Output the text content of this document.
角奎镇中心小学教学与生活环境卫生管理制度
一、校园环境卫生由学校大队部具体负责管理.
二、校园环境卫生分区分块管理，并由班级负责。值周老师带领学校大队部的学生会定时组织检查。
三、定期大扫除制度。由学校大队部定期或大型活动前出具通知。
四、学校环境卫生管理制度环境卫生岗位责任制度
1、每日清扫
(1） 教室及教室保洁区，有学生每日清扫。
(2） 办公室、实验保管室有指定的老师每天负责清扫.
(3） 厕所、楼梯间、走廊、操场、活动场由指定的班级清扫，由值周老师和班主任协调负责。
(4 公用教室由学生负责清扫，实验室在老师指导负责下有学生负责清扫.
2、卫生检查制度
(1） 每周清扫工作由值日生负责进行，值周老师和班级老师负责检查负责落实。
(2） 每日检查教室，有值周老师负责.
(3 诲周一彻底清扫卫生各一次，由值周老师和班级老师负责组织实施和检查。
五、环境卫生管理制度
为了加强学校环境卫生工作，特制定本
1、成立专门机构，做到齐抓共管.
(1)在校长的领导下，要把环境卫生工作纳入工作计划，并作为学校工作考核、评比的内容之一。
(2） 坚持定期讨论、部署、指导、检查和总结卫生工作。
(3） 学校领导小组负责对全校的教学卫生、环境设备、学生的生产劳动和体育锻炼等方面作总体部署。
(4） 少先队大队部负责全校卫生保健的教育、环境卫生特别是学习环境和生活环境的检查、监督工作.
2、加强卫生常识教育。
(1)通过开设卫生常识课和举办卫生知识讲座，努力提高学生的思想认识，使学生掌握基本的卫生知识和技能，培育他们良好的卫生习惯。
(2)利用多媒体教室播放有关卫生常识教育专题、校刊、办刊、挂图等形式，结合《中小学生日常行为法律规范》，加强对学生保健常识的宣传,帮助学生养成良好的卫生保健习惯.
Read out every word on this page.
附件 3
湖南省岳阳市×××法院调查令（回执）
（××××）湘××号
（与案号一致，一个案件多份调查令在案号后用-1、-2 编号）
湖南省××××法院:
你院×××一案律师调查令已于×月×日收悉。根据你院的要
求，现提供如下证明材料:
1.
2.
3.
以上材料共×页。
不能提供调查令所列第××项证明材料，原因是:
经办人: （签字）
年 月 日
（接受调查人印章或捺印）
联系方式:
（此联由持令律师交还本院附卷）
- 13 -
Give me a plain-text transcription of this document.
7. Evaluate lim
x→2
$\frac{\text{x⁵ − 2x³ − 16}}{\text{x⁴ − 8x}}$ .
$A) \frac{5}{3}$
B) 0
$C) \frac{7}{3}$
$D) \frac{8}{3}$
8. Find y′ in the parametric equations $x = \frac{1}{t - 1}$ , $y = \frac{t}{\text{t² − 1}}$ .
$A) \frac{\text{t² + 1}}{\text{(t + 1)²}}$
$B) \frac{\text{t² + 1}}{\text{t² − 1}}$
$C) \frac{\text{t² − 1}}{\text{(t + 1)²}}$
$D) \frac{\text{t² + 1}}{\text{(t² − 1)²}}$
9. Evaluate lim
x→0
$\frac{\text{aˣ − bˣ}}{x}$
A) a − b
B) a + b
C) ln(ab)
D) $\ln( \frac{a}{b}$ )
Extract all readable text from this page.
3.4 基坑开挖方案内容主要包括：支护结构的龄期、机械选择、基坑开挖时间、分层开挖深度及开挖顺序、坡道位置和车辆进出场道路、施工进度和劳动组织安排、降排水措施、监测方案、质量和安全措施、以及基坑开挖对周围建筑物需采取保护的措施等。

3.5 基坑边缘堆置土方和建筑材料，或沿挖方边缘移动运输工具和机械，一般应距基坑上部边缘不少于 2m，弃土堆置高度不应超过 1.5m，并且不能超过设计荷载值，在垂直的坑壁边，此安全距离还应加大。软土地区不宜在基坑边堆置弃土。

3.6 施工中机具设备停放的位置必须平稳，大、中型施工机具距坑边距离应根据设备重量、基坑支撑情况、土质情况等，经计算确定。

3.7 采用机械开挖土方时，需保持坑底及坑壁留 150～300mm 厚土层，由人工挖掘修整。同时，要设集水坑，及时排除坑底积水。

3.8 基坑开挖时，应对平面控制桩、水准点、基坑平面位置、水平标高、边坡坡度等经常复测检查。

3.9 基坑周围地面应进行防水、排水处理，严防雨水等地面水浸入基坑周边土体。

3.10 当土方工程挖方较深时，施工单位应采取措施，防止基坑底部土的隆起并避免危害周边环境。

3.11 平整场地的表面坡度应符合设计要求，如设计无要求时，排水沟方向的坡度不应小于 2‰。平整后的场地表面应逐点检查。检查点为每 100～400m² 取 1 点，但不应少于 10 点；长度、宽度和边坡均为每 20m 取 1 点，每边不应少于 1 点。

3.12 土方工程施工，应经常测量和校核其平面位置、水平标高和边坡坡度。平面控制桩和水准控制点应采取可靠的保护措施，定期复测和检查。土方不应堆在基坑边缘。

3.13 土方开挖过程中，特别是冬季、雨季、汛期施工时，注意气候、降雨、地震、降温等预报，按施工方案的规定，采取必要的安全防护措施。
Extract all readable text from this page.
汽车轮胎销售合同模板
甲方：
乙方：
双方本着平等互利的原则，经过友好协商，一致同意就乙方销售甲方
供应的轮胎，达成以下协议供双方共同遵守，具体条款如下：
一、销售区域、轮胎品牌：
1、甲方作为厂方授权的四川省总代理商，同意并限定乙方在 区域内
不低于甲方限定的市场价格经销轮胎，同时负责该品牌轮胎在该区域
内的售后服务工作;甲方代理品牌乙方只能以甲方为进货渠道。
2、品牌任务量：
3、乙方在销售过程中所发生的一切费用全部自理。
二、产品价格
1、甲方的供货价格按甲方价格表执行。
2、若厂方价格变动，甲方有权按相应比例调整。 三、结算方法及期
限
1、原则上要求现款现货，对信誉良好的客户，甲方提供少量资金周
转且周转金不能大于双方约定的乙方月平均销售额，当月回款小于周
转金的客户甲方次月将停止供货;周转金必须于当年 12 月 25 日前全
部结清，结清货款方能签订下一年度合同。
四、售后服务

■ WHAT TO PRODUCE
Copy all the lines, exactly.

■ RESPONSE TO THIS EXERCISE
Output the text content of this document.
角奎镇中心小学教学与生活环境卫生管理制度
一、校园环境卫生由学校大队部具体负责管理.
二、校园环境卫生分区分块管理，并由班级负责。值周老师带领学校大队部的学生会定时组织检查。
三、定期大扫除制度。由学校大队部定期或大型活动前出具通知。
四、学校环境卫生管理制度环境卫生岗位责任制度
1、每日清扫
(1） 教室及教室保洁区，有学生每日清扫。
(2） 办公室、实验保管室有指定的老师每天负责清扫.
(3） 厕所、楼梯间、走廊、操场、活动场由指定的班级清扫，由值周老师和班主任协调负责。
(4 公用教室由学生负责清扫，实验室在老师指导负责下有学生负责清扫.
2、卫生检查制度
(1） 每周清扫工作由值日生负责进行，值周老师和班级老师负责检查负责落实。
(2） 每日检查教室，有值周老师负责.
(3 诲周一彻底清扫卫生各一次，由值周老师和班级老师负责组织实施和检查。
五、环境卫生管理制度
为了加强学校环境卫生工作，特制定本
1、成立专门机构，做到齐抓共管.
(1)在校长的领导下，要把环境卫生工作纳入工作计划，并作为学校工作考核、评比的内容之一。
(2） 坚持定期讨论、部署、指导、检查和总结卫生工作。
(3） 学校领导小组负责对全校的教学卫生、环境设备、学生的生产劳动和体育锻炼等方面作总体部署。
(4） 少先队大队部负责全校卫生保健的教育、环境卫生特别是学习环境和生活环境的检查、监督工作.
2、加强卫生常识教育。
(1)通过开设卫生常识课和举办卫生知识讲座，努力提高学生的思想认识，使学生掌握基本的卫生知识和技能，培育他们良好的卫生习惯。
(2)利用多媒体教室播放有关卫生常识教育专题、校刊、办刊、挂图等形式，结合《中小学生日常行为法律规范》，加强对学生保健常识的宣传,帮助学生养成良好的卫生保健习惯.
Read out every word on this page.
附件 3
湖南省岳阳市×××法院调查令（回执）
（××××）湘××号
（与案号一致，一个案件多份调查令在案号后用-1、-2 编号）
湖南省××××法院:
你院×××一案律师调查令已于×月×日收悉。根据你院的要
求，现提供如下证明材料:
1.
2.
3.
以上材料共×页。
不能提供调查令所列第××项证明材料，原因是:
经办人: （签字）
年 月 日
（接受调查人印章或捺印）
联系方式:
（此联由持令律师交还本院附卷）
- 13 -
Give me a plain-text transcription of this document.
7. Evaluate lim
x→2
$\frac{\text{x⁵ − 2x³ − 16}}{\text{x⁴ − 8x}}$ .
$A) \frac{5}{3}$
B) 0
$C) \frac{7}{3}$
$D) \frac{8}{3}$
8. Find y′ in the parametric equations $x = \frac{1}{t - 1}$ , $y = \frac{t}{\text{t² − 1}}$ .
$A) \frac{\text{t² + 1}}{\text{(t + 1)²}}$
$B) \frac{\text{t² + 1}}{\text{t² − 1}}$
$C) \frac{\text{t² − 1}}{\text{(t + 1)²}}$
$D) \frac{\text{t² + 1}}{\text{(t² − 1)²}}$
9. Evaluate lim
x→0
$\frac{\text{aˣ − bˣ}}{x}$
A) a − b
B) a + b
C) ln(ab)
D) $\ln( \frac{a}{b}$ )
Extract all readable text from this page.
3.4 基坑开挖方案内容主要包括：支护结构的龄期、机械选择、基坑开挖时间、分层开挖深度及开挖顺序、坡道位置和车辆进出场道路、施工进度和劳动组织安排、降排水措施、监测方案、质量和安全措施、以及基坑开挖对周围建筑物需采取保护的措施等。

3.5 基坑边缘堆置土方和建筑材料，或沿挖方边缘移动运输工具和机械，一般应距基坑上部边缘不少于 2m，弃土堆置高度不应超过 1.5m，并且不能超过设计荷载值，在垂直的坑壁边，此安全距离还应加大。软土地区不宜在基坑边堆置弃土。

3.6 施工中机具设备停放的位置必须平稳，大、中型施工机具距坑边距离应根据设备重量、基坑支撑情况、土质情况等，经计算确定。

3.7 采用机械开挖土方时，需保持坑底及坑壁留 150～300mm 厚土层，由人工挖掘修整。同时，要设集水坑，及时排除坑底积水。

3.8 基坑开挖时，应对平面控制桩、水准点、基坑平面位置、水平标高、边坡坡度等经常复测检查。

3.9 基坑周围地面应进行防水、排水处理，严防雨水等地面水浸入基坑周边土体。

3.10 当土方工程挖方较深时，施工单位应采取措施，防止基坑底部土的隆起并避免危害周边环境。

3.11 平整场地的表面坡度应符合设计要求，如设计无要求时，排水沟方向的坡度不应小于 2‰。平整后的场地表面应逐点检查。检查点为每 100～400m² 取 1 点，但不应少于 10 点；长度、宽度和边坡均为每 20m 取 1 点，每边不应少于 1 点。

3.12 土方工程施工，应经常测量和校核其平面位置、水平标高和边坡坡度。平面控制桩和水准控制点应采取可靠的保护措施，定期复测和检查。土方不应堆在基坑边缘。

3.13 土方开挖过程中，特别是冬季、雨季、汛期施工时，注意气候、降雨、地震、降温等预报，按施工方案的规定，采取必要的安全防护措施。
Extract all readable text from this page.
汽车轮胎销售合同模板
甲方：
乙方：
双方本着平等互利的原则，经过友好协商，一致同意就乙方销售甲方
供应的轮胎，达成以下协议供双方共同遵守，具体条款如下：
一、销售区域、轮胎品牌：
1、甲方作为厂方授权的四川省总代理商，同意并限定乙方在 区域内
不低于甲方限定的市场价格经销轮胎，同时负责该品牌轮胎在该区域
内的售后服务工作;甲方代理品牌乙方只能以甲方为进货渠道。
2、品牌任务量：
3、乙方在销售过程中所发生的一切费用全部自理。
二、产品价格
1、甲方的供货价格按甲方价格表执行。
2、若厂方价格变动，甲方有权按相应比例调整。 三、结算方法及期
限
1、原则上要求现款现货，对信誉良好的客户，甲方提供少量资金周
转且周转金不能大于双方约定的乙方月平均销售额，当月回款小于周
转金的客户甲方次月将停止供货;周转金必须于当年 12 月 25 日前全
部结清，结清货款方能签订下一年度合同。
四、售后服务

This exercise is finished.